Exercise directions — Comb the records below for the string "COPD" and copy each line where it turns up.

::: Listing

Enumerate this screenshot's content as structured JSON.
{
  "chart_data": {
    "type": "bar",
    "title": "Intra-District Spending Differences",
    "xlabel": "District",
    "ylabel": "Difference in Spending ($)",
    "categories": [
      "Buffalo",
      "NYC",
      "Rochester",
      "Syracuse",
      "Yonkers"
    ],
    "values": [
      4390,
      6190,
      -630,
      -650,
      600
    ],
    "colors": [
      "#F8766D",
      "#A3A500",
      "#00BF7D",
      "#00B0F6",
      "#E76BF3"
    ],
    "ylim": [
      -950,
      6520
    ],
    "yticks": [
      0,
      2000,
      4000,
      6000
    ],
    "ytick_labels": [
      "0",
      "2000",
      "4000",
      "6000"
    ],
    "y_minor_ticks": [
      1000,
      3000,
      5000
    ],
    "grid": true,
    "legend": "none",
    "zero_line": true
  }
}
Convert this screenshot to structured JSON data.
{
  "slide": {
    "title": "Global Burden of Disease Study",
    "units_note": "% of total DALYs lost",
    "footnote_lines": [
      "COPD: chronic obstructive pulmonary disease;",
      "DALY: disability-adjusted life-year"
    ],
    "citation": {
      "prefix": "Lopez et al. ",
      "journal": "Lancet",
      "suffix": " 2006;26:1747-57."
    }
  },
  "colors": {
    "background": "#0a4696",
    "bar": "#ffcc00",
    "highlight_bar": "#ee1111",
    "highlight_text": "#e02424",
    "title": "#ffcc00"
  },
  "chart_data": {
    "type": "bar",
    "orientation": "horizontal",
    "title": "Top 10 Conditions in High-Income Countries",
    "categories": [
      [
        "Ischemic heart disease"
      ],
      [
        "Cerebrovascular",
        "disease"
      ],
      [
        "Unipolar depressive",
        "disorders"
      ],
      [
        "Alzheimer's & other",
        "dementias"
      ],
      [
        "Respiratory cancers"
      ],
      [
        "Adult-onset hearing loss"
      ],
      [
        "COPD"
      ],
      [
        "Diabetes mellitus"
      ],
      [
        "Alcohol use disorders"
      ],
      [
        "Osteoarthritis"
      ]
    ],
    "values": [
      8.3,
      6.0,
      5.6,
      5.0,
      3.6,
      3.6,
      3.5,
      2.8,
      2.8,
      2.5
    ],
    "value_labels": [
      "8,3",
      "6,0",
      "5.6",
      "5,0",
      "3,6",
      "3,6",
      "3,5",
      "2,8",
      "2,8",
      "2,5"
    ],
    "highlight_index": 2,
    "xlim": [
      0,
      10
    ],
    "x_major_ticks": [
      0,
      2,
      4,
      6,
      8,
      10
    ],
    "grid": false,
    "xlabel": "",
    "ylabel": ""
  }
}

::::::

Result for this task —
      "COPD: chronic obstructive pulmonary disease;",
        "COPD"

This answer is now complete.